[Data entries]
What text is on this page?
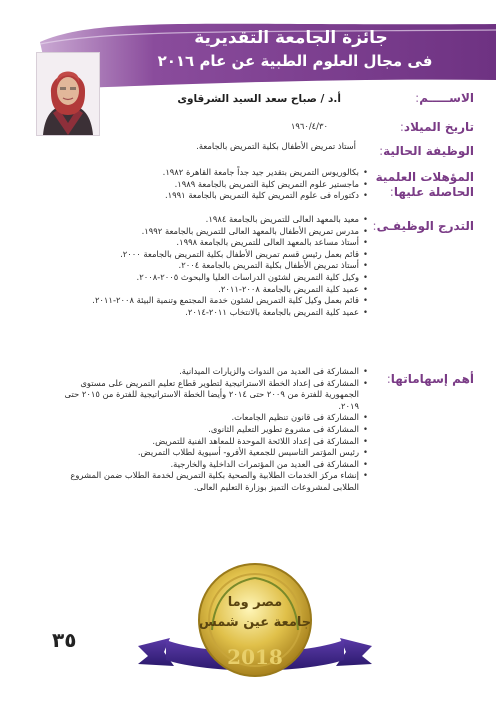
جائزة الجامعة التقديرية
فى مجال العلوم الطبية عن عام ٢٠١٦
الاســـــم:
تاريخ الميلاد:
الوظيفة الحالية:
المؤهلات العلمية
الحاصلة عليها:
التدرج الوظيفـى:
أهم إسهاماتها:
أ.د / صباح سعد السيد الشرقاوى
١٩٦٠/٤/٣٠
أستاذ تمريض الأطفال بكلية التمريض بالجامعة.
• بكالوريوس التمريض بتقدير جيد جداً جامعة القاهرة ١٩٨٢.
• ماجستير علوم التمريض كلية التمريض بالجامعة ١٩٨٩.
• دكتوراه فى علوم التمريض كلية التمريض بالجامعة ١٩٩١.
• معيد بالمعهد العالى للتمريض بالجامعة ١٩٨٤.
• مدرس تمريض الأطفال بالمعهد العالى للتمريض بالجامعة ١٩٩٢.
• أستاذ مساعد بالمعهد العالى للتمريض بالجامعة ١٩٩٨.
• قائم بعمل رئيس قسم تمريض الأطفال بكلية التمريض بالجامعة ٢٠٠٠.
• أستاذ تمريض الأطفال بكلية التمريض بالجامعة ٢٠٠٤.
• وكيل كلية التمريض لشئون الدراسات العليا والبحوث ٢٠٠٥-٢٠٠٨.
• عميد كلية التمريض بالجامعة ٢٠٠٨-٢٠١١.
• قائم بعمل وكيل كلية التمريض لشئون خدمة المجتمع وتنمية البيئة ٢٠٠٨-٢٠١١.
• عميد كلية التمريض بالجامعة بالانتخاب ٢٠١١-٢٠١٤.
• المشاركة فى العديد من الندوات والزيارات الميدانية.
• المشاركة فى إعداد الخطة الاستراتيجية لتطوير قطاع تعليم التمريض على مستوى الجمهورية للفترة من ٢٠٠٩ حتى ٢٠١٤ وأيضا الخطة الاستراتيجية للفترة من ٢٠١٥ حتى ٢٠١٩.
• المشاركة فى قانون تنظيم الجامعات.
• المشاركة فى مشروع تطوير التعليم الثانوى.
• المشاركة فى إعداد اللائحة الموحدة للمعاهد الفنية للتمريض.
• رئيس المؤتمر التاسيس للجمعية الأفرو- أسيوية لطلاب التمريض.
• المشاركة فى العديد من المؤتمرات الداخلية والخارجية.
• إنشاء مركز الخدمات الطلابية والصحية بكلية التمريض لخدمة الطلاب ضمن المشروع الطلابى لمشروعات التميز بوزارة التعليم العالى.
٣٥
مصر وما
جامعة عين شمس
2018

**Task statement**
Repeat the data above exactly, but not the pictures.

**Exercise result**
What text is on this page?
جائزة الجامعة التقديرية
فى مجال العلوم الطبية عن عام ٢٠١٦
الاســـــم:
تاريخ الميلاد:
الوظيفة الحالية:
المؤهلات العلمية
الحاصلة عليها:
التدرج الوظيفـى:
أهم إسهاماتها:
أ.د / صباح سعد السيد الشرقاوى
١٩٦٠/٤/٣٠
أستاذ تمريض الأطفال بكلية التمريض بالجامعة.
• بكالوريوس التمريض بتقدير جيد جداً جامعة القاهرة ١٩٨٢.
• ماجستير علوم التمريض كلية التمريض بالجامعة ١٩٨٩.
• دكتوراه فى علوم التمريض كلية التمريض بالجامعة ١٩٩١.
• معيد بالمعهد العالى للتمريض بالجامعة ١٩٨٤.
• مدرس تمريض الأطفال بالمعهد العالى للتمريض بالجامعة ١٩٩٢.
• أستاذ مساعد بالمعهد العالى للتمريض بالجامعة ١٩٩٨.
• قائم بعمل رئيس قسم تمريض الأطفال بكلية التمريض بالجامعة ٢٠٠٠.
• أستاذ تمريض الأطفال بكلية التمريض بالجامعة ٢٠٠٤.
• وكيل كلية التمريض لشئون الدراسات العليا والبحوث ٢٠٠٥-٢٠٠٨.
• عميد كلية التمريض بالجامعة ٢٠٠٨-٢٠١١.
• قائم بعمل وكيل كلية التمريض لشئون خدمة المجتمع وتنمية البيئة ٢٠٠٨-٢٠١١.
• عميد كلية التمريض بالجامعة بالانتخاب ٢٠١١-٢٠١٤.
• المشاركة فى العديد من الندوات والزيارات الميدانية.
• المشاركة فى إعداد الخطة الاستراتيجية لتطوير قطاع تعليم التمريض على مستوى الجمهورية للفترة من ٢٠٠٩ حتى ٢٠١٤ وأيضا الخطة الاستراتيجية للفترة من ٢٠١٥ حتى ٢٠١٩.
• المشاركة فى قانون تنظيم الجامعات.
• المشاركة فى مشروع تطوير التعليم الثانوى.
• المشاركة فى إعداد اللائحة الموحدة للمعاهد الفنية للتمريض.
• رئيس المؤتمر التاسيس للجمعية الأفرو- أسيوية لطلاب التمريض.
• المشاركة فى العديد من المؤتمرات الداخلية والخارجية.
• إنشاء مركز الخدمات الطلابية والصحية بكلية التمريض لخدمة الطلاب ضمن المشروع الطلابى لمشروعات التميز بوزارة التعليم العالى.
٣٥
مصر وما
جامعة عين شمس
2018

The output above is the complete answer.